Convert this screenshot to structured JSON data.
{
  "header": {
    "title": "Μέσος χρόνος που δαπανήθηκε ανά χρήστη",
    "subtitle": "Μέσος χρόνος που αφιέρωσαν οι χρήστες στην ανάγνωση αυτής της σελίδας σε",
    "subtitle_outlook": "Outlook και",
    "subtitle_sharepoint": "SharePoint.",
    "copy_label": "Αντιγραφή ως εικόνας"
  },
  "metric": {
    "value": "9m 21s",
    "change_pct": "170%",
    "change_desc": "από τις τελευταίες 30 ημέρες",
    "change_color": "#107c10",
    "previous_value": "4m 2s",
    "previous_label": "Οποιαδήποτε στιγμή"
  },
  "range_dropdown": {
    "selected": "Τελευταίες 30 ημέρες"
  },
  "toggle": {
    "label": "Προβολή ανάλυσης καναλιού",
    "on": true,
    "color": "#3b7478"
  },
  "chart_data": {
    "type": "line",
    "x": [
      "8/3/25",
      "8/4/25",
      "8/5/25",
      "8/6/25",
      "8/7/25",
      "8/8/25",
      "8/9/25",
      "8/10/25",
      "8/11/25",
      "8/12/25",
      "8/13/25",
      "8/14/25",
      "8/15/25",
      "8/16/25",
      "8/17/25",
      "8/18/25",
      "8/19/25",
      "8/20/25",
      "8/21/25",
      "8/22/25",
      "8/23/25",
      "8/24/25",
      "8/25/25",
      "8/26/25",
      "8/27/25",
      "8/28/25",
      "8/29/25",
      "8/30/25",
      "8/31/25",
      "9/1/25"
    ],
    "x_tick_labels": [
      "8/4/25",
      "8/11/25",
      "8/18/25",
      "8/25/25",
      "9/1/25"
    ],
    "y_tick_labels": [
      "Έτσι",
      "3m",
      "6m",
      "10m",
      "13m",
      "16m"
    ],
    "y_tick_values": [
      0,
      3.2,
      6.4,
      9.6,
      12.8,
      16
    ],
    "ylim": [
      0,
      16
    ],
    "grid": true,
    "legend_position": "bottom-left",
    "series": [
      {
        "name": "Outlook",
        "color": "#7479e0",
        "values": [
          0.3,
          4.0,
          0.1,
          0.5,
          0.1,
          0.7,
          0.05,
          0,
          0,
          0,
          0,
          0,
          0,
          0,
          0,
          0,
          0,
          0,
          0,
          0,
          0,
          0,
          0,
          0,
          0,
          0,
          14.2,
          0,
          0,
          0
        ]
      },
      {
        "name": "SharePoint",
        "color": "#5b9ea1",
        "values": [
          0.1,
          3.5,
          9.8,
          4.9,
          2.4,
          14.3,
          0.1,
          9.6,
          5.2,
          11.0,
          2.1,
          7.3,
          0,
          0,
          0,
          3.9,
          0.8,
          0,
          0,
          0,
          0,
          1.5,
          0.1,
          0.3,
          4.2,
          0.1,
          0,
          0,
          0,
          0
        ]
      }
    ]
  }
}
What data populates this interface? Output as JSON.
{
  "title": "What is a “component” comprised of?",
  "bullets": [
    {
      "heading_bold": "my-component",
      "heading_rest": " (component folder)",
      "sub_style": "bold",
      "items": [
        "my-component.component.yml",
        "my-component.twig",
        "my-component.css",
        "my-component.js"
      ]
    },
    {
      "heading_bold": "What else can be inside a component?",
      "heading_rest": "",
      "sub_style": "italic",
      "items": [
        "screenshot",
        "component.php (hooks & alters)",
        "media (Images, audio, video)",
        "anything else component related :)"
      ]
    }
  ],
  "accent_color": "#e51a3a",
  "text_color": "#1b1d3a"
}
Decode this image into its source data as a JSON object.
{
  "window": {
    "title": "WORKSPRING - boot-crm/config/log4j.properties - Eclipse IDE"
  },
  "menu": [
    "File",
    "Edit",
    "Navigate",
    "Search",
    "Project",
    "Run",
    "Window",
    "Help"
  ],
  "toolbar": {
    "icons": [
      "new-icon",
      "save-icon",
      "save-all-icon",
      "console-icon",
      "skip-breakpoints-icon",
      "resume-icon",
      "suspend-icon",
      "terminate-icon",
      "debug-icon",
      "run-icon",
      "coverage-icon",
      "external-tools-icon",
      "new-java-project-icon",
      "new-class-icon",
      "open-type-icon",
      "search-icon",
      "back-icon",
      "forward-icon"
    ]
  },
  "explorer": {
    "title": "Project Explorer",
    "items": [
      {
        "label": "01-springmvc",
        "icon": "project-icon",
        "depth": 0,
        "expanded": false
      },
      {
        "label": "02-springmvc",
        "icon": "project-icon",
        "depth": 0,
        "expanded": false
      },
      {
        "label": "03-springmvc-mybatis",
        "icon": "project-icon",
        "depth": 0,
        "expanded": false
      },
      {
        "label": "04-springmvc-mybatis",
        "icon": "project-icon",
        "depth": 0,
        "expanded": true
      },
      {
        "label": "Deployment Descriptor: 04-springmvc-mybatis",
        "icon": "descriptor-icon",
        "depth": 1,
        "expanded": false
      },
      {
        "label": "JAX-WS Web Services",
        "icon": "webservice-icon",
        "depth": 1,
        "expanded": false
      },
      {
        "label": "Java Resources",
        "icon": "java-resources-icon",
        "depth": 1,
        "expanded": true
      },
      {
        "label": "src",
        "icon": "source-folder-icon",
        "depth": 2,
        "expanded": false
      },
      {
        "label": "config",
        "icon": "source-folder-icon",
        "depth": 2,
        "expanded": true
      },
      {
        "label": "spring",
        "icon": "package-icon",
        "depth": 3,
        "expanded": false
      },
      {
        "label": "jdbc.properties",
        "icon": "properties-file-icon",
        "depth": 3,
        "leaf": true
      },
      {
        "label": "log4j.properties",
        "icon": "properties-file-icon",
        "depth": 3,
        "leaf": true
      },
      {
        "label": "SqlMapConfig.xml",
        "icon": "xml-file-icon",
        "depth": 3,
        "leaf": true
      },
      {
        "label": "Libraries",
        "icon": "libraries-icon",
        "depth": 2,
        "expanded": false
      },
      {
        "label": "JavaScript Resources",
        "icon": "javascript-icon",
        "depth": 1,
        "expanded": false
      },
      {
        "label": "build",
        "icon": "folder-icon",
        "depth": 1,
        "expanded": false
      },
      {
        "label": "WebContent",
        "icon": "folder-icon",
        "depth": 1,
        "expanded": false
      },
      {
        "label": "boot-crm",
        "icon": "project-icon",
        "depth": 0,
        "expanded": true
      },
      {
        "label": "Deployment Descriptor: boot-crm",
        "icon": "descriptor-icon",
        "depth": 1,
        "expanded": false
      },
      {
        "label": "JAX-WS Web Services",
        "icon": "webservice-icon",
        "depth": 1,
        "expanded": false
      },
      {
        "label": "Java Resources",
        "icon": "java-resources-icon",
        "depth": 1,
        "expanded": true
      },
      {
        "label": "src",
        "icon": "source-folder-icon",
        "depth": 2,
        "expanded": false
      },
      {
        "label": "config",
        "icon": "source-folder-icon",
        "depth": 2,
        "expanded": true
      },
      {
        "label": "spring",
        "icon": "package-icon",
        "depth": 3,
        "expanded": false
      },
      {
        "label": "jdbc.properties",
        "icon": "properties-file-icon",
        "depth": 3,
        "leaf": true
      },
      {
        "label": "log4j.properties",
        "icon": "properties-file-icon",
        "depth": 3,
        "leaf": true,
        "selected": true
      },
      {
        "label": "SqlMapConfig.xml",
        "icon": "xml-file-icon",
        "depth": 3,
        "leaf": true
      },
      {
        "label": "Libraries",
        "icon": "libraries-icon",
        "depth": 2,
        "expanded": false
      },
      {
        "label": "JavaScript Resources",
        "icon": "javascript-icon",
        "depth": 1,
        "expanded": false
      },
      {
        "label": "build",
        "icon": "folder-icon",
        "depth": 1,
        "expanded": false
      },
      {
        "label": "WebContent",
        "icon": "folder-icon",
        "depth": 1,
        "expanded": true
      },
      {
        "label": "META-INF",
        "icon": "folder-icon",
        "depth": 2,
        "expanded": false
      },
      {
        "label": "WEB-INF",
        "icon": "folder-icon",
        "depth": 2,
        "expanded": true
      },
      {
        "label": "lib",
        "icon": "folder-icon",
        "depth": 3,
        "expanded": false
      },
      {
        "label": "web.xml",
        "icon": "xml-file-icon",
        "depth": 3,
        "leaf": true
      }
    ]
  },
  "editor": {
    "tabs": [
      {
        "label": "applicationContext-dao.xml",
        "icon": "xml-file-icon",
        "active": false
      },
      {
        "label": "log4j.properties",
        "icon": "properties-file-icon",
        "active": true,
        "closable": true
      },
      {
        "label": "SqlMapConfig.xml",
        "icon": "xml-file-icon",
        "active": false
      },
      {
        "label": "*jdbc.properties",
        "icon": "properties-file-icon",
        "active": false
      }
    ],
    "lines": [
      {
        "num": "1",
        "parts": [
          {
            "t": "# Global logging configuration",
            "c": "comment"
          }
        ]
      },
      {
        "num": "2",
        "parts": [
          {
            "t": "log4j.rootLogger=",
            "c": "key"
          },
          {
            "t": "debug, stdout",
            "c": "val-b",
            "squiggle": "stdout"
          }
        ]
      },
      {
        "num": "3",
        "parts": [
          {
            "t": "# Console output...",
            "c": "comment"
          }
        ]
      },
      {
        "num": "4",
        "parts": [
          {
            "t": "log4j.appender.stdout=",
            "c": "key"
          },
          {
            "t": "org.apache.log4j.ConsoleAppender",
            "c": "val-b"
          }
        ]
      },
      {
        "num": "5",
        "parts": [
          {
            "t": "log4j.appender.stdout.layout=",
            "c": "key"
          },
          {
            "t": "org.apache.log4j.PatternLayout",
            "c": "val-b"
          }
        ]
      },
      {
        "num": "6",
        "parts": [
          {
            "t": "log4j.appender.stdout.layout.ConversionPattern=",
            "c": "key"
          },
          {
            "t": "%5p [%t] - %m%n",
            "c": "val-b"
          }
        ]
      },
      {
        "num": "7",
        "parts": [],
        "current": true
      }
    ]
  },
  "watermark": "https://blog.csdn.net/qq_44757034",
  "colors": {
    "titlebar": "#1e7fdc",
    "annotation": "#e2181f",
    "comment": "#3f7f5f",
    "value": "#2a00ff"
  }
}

----

__SHORT PROBLEM__: Only the number is needed: state how many lines in the listing contain "springmvc".

__TASK ANSWER__: 5